**Objective:**
Produce a word-for-word copy of the listing below without its pictures.

========================================================================

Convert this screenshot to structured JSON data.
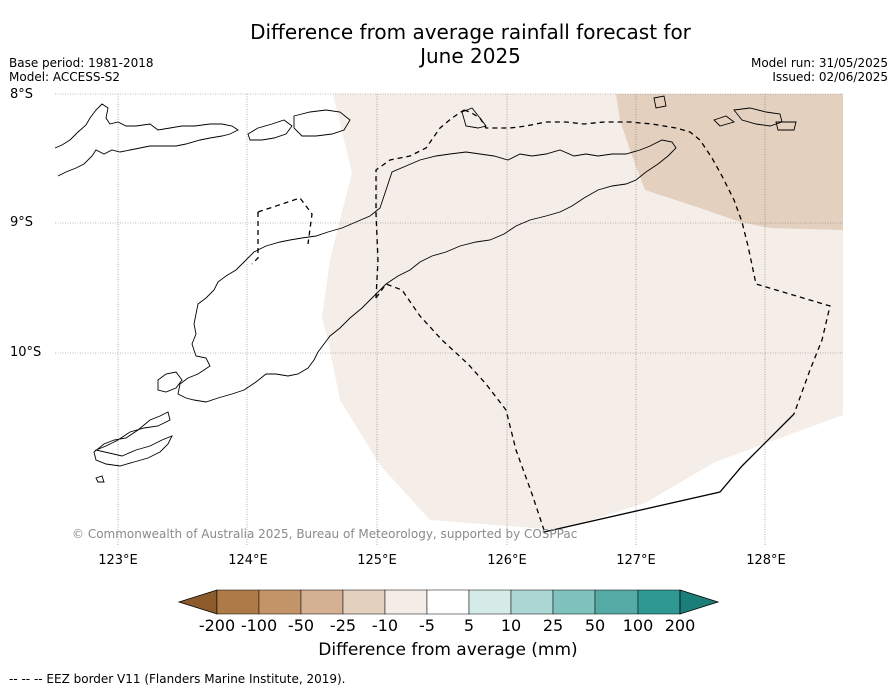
{
  "title_line1": "Difference from average rainfall forecast for",
  "title_line2": "June 2025",
  "base_period": "Base period: 1981-2018",
  "model": "Model: ACCESS-S2",
  "model_run": "Model run: 31/05/2025",
  "issued": "Issued: 02/06/2025",
  "lat_labels": [
    "8°S",
    "9°S",
    "10°S"
  ],
  "lon_labels": [
    "123°E",
    "124°E",
    "125°E",
    "126°E",
    "127°E",
    "128°E"
  ],
  "copyright": "© Commonwealth of Australia 2025, Bureau of Meteorology, supported by COSPPac",
  "colorbar": {
    "ticks": [
      "-200",
      "-100",
      "-50",
      "-25",
      "-10",
      "-5",
      "5",
      "10",
      "25",
      "50",
      "100",
      "200"
    ],
    "colors": [
      "#8c5a2b",
      "#ae7b48",
      "#c39467",
      "#d5b193",
      "#e4d0bf",
      "#f4ece6",
      "#ffffff",
      "#d4ebe8",
      "#acd6d3",
      "#80c2be",
      "#56aaa6",
      "#2f9893",
      "#1c7e79"
    ],
    "title": "Difference from average (mm)"
  },
  "footnote": "--  --  -- EEZ border V11 (Flanders Marine Institute, 2019).",
  "map_fills": {
    "light_dry": "#f4ede8",
    "dry": "#e4d0bf"
  }
}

========================================================================

**Written solution:**
Convert this screenshot to structured JSON data.
{
  "title_line1": "Difference from average rainfall forecast for",
  "title_line2": "June 2025",
  "base_period": "Base period: 1981-2018",
  "model": "Model: ACCESS-S2",
  "model_run": "Model run: 31/05/2025",
  "issued": "Issued: 02/06/2025",
  "lat_labels": [
    "8°S",
    "9°S",
    "10°S"
  ],
  "lon_labels": [
    "123°E",
    "124°E",
    "125°E",
    "126°E",
    "127°E",
    "128°E"
  ],
  "copyright": "© Commonwealth of Australia 2025, Bureau of Meteorology, supported by COSPPac",
  "colorbar": {
    "ticks": [
      "-200",
      "-100",
      "-50",
      "-25",
      "-10",
      "-5",
      "5",
      "10",
      "25",
      "50",
      "100",
      "200"
    ],
    "colors": [
      "#8c5a2b",
      "#ae7b48",
      "#c39467",
      "#d5b193",
      "#e4d0bf",
      "#f4ece6",
      "#ffffff",
      "#d4ebe8",
      "#acd6d3",
      "#80c2be",
      "#56aaa6",
      "#2f9893",
      "#1c7e79"
    ],
    "title": "Difference from average (mm)"
  },
  "footnote": "--  --  -- EEZ border V11 (Flanders Marine Institute, 2019).",
  "map_fills": {
    "light_dry": "#f4ede8",
    "dry": "#e4d0bf"
  }
}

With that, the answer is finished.